▶ _Problem details_:
Print every entry word for word, but omit the pictures.

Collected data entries
--------------------

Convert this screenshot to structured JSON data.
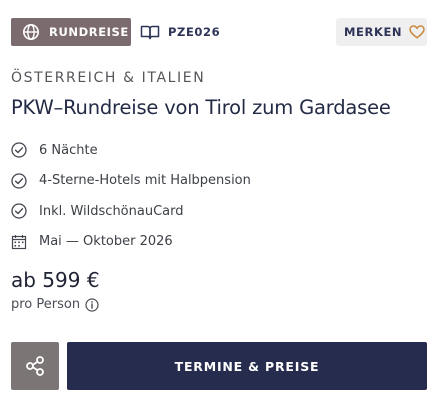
{
  "badges": {
    "type_label": "RUNDREISE",
    "code": "PZE026"
  },
  "merken": {
    "label": "MERKEN"
  },
  "region": "ÖSTERREICH & ITALIEN",
  "title": "PKW–Rundreise von Tirol zum Gardasee",
  "features": [
    {
      "icon": "check-circle-icon",
      "label": "6 Nächte"
    },
    {
      "icon": "check-circle-icon",
      "label": "4-Sterne-Hotels mit Halbpension"
    },
    {
      "icon": "check-circle-icon",
      "label": "Inkl. WildschönauCard"
    },
    {
      "icon": "calendar-icon",
      "label": "Mai — Oktober 2026"
    }
  ],
  "price": {
    "amount": "ab 599 €",
    "unit": "pro Person"
  },
  "cta": {
    "label": "TERMINE & PREISE"
  },
  "colors": {
    "badge_bg": "#7b6b6e",
    "merken_bg": "#f0efef",
    "heart": "#c9893f",
    "cta_bg": "#262c4e",
    "share_bg": "#7b7576"
  }
}
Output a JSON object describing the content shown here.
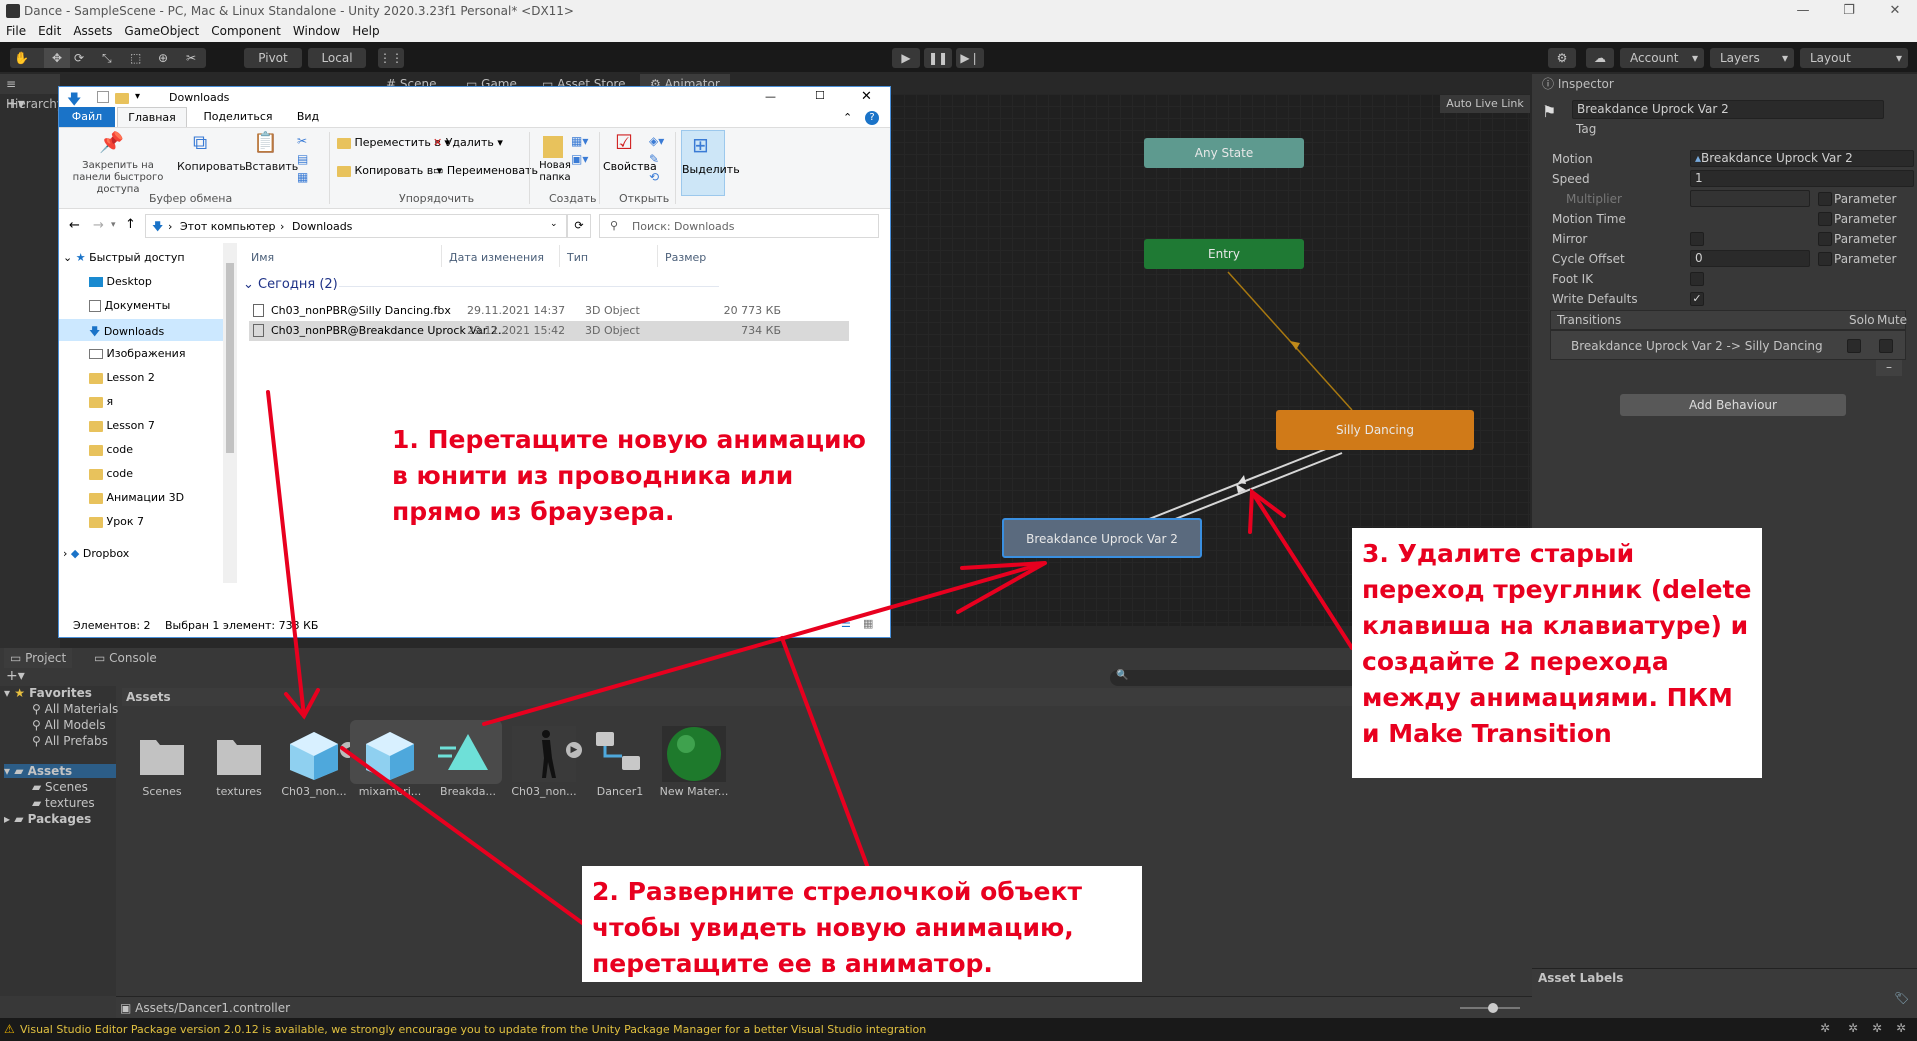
{
  "window": {
    "title": "Dance - SampleScene - PC, Mac & Linux Standalone - Unity 2020.3.23f1 Personal* <DX11>"
  },
  "menu": [
    "File",
    "Edit",
    "Assets",
    "GameObject",
    "Component",
    "Window",
    "Help"
  ],
  "toolbar": {
    "pivot": "Pivot",
    "local": "Local",
    "account": "Account",
    "layers": "Layers",
    "layout": "Layout"
  },
  "tabs": {
    "hierarchy": "Hierarchy",
    "scene": "Scene",
    "game": "Game",
    "asset_store": "Asset Store",
    "animator": "Animator",
    "inspector": "Inspector",
    "project": "Project",
    "console": "Console"
  },
  "animator": {
    "auto_live_link": "Auto Live Link",
    "states": {
      "any": "Any State",
      "entry": "Entry",
      "silly": "Silly Dancing",
      "breakdance": "Breakdance Uprock Var 2"
    }
  },
  "inspector": {
    "name": "Breakdance Uprock Var 2",
    "tag_label": "Tag",
    "rows": [
      {
        "label": "Motion",
        "value": "Breakdance Uprock Var 2"
      },
      {
        "label": "Speed",
        "value": "1"
      },
      {
        "label": "Multiplier",
        "value": ""
      },
      {
        "label": "Motion Time",
        "value": ""
      },
      {
        "label": "Mirror",
        "value": ""
      },
      {
        "label": "Cycle Offset",
        "value": "0"
      },
      {
        "label": "Foot IK",
        "value": ""
      },
      {
        "label": "Write Defaults",
        "value": ""
      }
    ],
    "parameter": "Parameter",
    "transitions_title": "Transitions",
    "solo": "Solo",
    "mute": "Mute",
    "transition": "Breakdance Uprock Var 2 -> Silly Dancing",
    "add_behaviour": "Add Behaviour",
    "asset_labels": "Asset Labels"
  },
  "explorer": {
    "title": "Downloads",
    "ribbon_tabs": [
      "Файл",
      "Главная",
      "Поделиться",
      "Вид"
    ],
    "ribbon": {
      "pin": "Закрепить на панели быстрого доступа",
      "copy": "Копировать",
      "paste": "Вставить",
      "clipboard_group": "Буфер обмена",
      "move_to": "Переместить в",
      "copy_to": "Копировать в",
      "delete": "Удалить",
      "rename": "Переименовать",
      "organize_group": "Упорядочить",
      "new_folder": "Новая папка",
      "create_group": "Создать",
      "properties": "Свойства",
      "open_group": "Открыть",
      "select": "Выделить"
    },
    "breadcrumb": [
      "Этот компьютер",
      "Downloads"
    ],
    "search_placeholder": "Поиск: Downloads",
    "nav": [
      "Быстрый доступ",
      "Desktop",
      "Документы",
      "Downloads",
      "Изображения",
      "Lesson 2",
      "я",
      "Lesson 7",
      "code",
      "code",
      "Анимации 3D",
      "Урок 7",
      "Dropbox"
    ],
    "columns": [
      "Имя",
      "Дата изменения",
      "Тип",
      "Размер"
    ],
    "group": "Сегодня (2)",
    "files": [
      {
        "name": "Ch03_nonPBR@Silly Dancing.fbx",
        "date": "29.11.2021 14:37",
        "type": "3D Object",
        "size": "20 773 КБ"
      },
      {
        "name": "Ch03_nonPBR@Breakdance Uprock Var 2...",
        "date": "29.11.2021 15:42",
        "type": "3D Object",
        "size": "734 КБ"
      }
    ],
    "status_items": "Элементов: 2",
    "status_selected": "Выбран 1 элемент: 733 КБ"
  },
  "project": {
    "favorites": "Favorites",
    "fav_items": [
      "All Materials",
      "All Models",
      "All Prefabs"
    ],
    "assets_root": "Assets",
    "asset_children": [
      "Scenes",
      "textures"
    ],
    "packages": "Packages",
    "header": "Assets",
    "items": [
      "Scenes",
      "textures",
      "Ch03_non...",
      "mixamori...",
      "Breakda...",
      "Ch03_non...",
      "Dancer1",
      "New Mater..."
    ],
    "path": "Assets/Dancer1.controller"
  },
  "notes": {
    "n1": "1. Перетащите новую анимацию в юнити из проводника или прямо из браузера.",
    "n2": "2. Разверните стрелочкой объект чтобы увидеть новую анимацию, перетащите ее в аниматор.",
    "n3": "3. Удалите старый переход треуглник (delete клавиша на клавиатуре) и создайте 2 перехода между анимациями. ПКМ и Make Transition"
  },
  "status_bar": "Visual Studio Editor Package version 2.0.12 is available, we strongly encourage you to update from the Unity Package Manager for a better Visual Studio integration",
  "colors": {
    "any_state": "#5e9a8f",
    "entry": "#1f7a34",
    "silly": "#d07a18",
    "breakdance": "#5a6a7e",
    "annotation": "#e8001f"
  }
}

--------------------

▶ _Answer to the task_:
Convert this screenshot to structured JSON data.
{
  "badges": {
    "type_label": "RUNDREISE",
    "code": "PZE026"
  },
  "merken": {
    "label": "MERKEN"
  },
  "region": "ÖSTERREICH & ITALIEN",
  "title": "PKW–Rundreise von Tirol zum Gardasee",
  "features": [
    {
      "icon": "check-circle-icon",
      "label": "6 Nächte"
    },
    {
      "icon": "check-circle-icon",
      "label": "4-Sterne-Hotels mit Halbpension"
    },
    {
      "icon": "check-circle-icon",
      "label": "Inkl. WildschönauCard"
    },
    {
      "icon": "calendar-icon",
      "label": "Mai — Oktober 2026"
    }
  ],
  "price": {
    "amount": "ab 599 €",
    "unit": "pro Person"
  },
  "cta": {
    "label": "TERMINE & PREISE"
  },
  "colors": {
    "badge_bg": "#7b6b6e",
    "merken_bg": "#f0efef",
    "heart": "#c9893f",
    "cta_bg": "#262c4e",
    "share_bg": "#7b7576"
  }
}
Output a JSON object describing the content shown here.
{
  "window": {
    "title": "Dance - SampleScene - PC, Mac & Linux Standalone - Unity 2020.3.23f1 Personal* <DX11>"
  },
  "menu": [
    "File",
    "Edit",
    "Assets",
    "GameObject",
    "Component",
    "Window",
    "Help"
  ],
  "toolbar": {
    "pivot": "Pivot",
    "local": "Local",
    "account": "Account",
    "layers": "Layers",
    "layout": "Layout"
  },
  "tabs": {
    "hierarchy": "Hierarchy",
    "scene": "Scene",
    "game": "Game",
    "asset_store": "Asset Store",
    "animator": "Animator",
    "inspector": "Inspector",
    "project": "Project",
    "console": "Console"
  },
  "animator": {
    "auto_live_link": "Auto Live Link",
    "states": {
      "any": "Any State",
      "entry": "Entry",
      "silly": "Silly Dancing",
      "breakdance": "Breakdance Uprock Var 2"
    }
  },
  "inspector": {
    "name": "Breakdance Uprock Var 2",
    "tag_label": "Tag",
    "rows": [
      {
        "label": "Motion",
        "value": "Breakdance Uprock Var 2"
      },
      {
        "label": "Speed",
        "value": "1"
      },
      {
        "label": "Multiplier",
        "value": ""
      },
      {
        "label": "Motion Time",
        "value": ""
      },
      {
        "label": "Mirror",
        "value": ""
      },
      {
        "label": "Cycle Offset",
        "value": "0"
      },
      {
        "label": "Foot IK",
        "value": ""
      },
      {
        "label": "Write Defaults",
        "value": ""
      }
    ],
    "parameter": "Parameter",
    "transitions_title": "Transitions",
    "solo": "Solo",
    "mute": "Mute",
    "transition": "Breakdance Uprock Var 2 -> Silly Dancing",
    "add_behaviour": "Add Behaviour",
    "asset_labels": "Asset Labels"
  },
  "explorer": {
    "title": "Downloads",
    "ribbon_tabs": [
      "Файл",
      "Главная",
      "Поделиться",
      "Вид"
    ],
    "ribbon": {
      "pin": "Закрепить на панели быстрого доступа",
      "copy": "Копировать",
      "paste": "Вставить",
      "clipboard_group": "Буфер обмена",
      "move_to": "Переместить в",
      "copy_to": "Копировать в",
      "delete": "Удалить",
      "rename": "Переименовать",
      "organize_group": "Упорядочить",
      "new_folder": "Новая папка",
      "create_group": "Создать",
      "properties": "Свойства",
      "open_group": "Открыть",
      "select": "Выделить"
    },
    "breadcrumb": [
      "Этот компьютер",
      "Downloads"
    ],
    "search_placeholder": "Поиск: Downloads",
    "nav": [
      "Быстрый доступ",
      "Desktop",
      "Документы",
      "Downloads",
      "Изображения",
      "Lesson 2",
      "я",
      "Lesson 7",
      "code",
      "code",
      "Анимации 3D",
      "Урок 7",
      "Dropbox"
    ],
    "columns": [
      "Имя",
      "Дата изменения",
      "Тип",
      "Размер"
    ],
    "group": "Сегодня (2)",
    "files": [
      {
        "name": "Ch03_nonPBR@Silly Dancing.fbx",
        "date": "29.11.2021 14:37",
        "type": "3D Object",
        "size": "20 773 КБ"
      },
      {
        "name": "Ch03_nonPBR@Breakdance Uprock Var 2...",
        "date": "29.11.2021 15:42",
        "type": "3D Object",
        "size": "734 КБ"
      }
    ],
    "status_items": "Элементов: 2",
    "status_selected": "Выбран 1 элемент: 733 КБ"
  },
  "project": {
    "favorites": "Favorites",
    "fav_items": [
      "All Materials",
      "All Models",
      "All Prefabs"
    ],
    "assets_root": "Assets",
    "asset_children": [
      "Scenes",
      "textures"
    ],
    "packages": "Packages",
    "header": "Assets",
    "items": [
      "Scenes",
      "textures",
      "Ch03_non...",
      "mixamori...",
      "Breakda...",
      "Ch03_non...",
      "Dancer1",
      "New Mater..."
    ],
    "path": "Assets/Dancer1.controller"
  },
  "notes": {
    "n1": "1. Перетащите новую анимацию в юнити из проводника или прямо из браузера.",
    "n2": "2. Разверните стрелочкой объект чтобы увидеть новую анимацию, перетащите ее в аниматор.",
    "n3": "3. Удалите старый переход треуглник (delete клавиша на клавиатуре) и создайте 2 перехода между анимациями. ПКМ и Make Transition"
  },
  "status_bar": "Visual Studio Editor Package version 2.0.12 is available, we strongly encourage you to update from the Unity Package Manager for a better Visual Studio integration",
  "colors": {
    "any_state": "#5e9a8f",
    "entry": "#1f7a34",
    "silly": "#d07a18",
    "breakdance": "#5a6a7e",
    "annotation": "#e8001f"
  }
}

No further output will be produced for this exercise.